» SET TASK
Each record below is to be reproduced without any change.

» SUPPLIED ENTRIES

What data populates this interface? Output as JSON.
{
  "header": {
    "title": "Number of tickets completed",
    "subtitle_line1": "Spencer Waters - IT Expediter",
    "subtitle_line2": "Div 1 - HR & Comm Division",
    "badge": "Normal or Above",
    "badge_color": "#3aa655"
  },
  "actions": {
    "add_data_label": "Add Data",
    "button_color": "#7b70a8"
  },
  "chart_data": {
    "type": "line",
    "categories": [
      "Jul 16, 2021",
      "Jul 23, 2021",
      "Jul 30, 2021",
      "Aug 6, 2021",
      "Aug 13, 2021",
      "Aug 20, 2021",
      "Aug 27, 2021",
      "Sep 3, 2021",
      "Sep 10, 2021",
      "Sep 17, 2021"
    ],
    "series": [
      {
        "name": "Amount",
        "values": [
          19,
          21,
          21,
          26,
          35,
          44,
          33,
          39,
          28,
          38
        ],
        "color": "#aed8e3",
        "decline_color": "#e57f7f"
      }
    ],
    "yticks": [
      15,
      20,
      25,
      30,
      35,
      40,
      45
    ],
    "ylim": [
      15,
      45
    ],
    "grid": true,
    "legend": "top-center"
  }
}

» TASK ANSWER
What data populates this interface? Output as JSON.
{
  "header": {
    "title": "Number of tickets completed",
    "subtitle_line1": "Spencer Waters - IT Expediter",
    "subtitle_line2": "Div 1 - HR & Comm Division",
    "badge": "Normal or Above",
    "badge_color": "#3aa655"
  },
  "actions": {
    "add_data_label": "Add Data",
    "button_color": "#7b70a8"
  },
  "chart_data": {
    "type": "line",
    "categories": [
      "Jul 16, 2021",
      "Jul 23, 2021",
      "Jul 30, 2021",
      "Aug 6, 2021",
      "Aug 13, 2021",
      "Aug 20, 2021",
      "Aug 27, 2021",
      "Sep 3, 2021",
      "Sep 10, 2021",
      "Sep 17, 2021"
    ],
    "series": [
      {
        "name": "Amount",
        "values": [
          19,
          21,
          21,
          26,
          35,
          44,
          33,
          39,
          28,
          38
        ],
        "color": "#aed8e3",
        "decline_color": "#e57f7f"
      }
    ],
    "yticks": [
      15,
      20,
      25,
      30,
      35,
      40,
      45
    ],
    "ylim": [
      15,
      45
    ],
    "grid": true,
    "legend": "top-center"
  }
}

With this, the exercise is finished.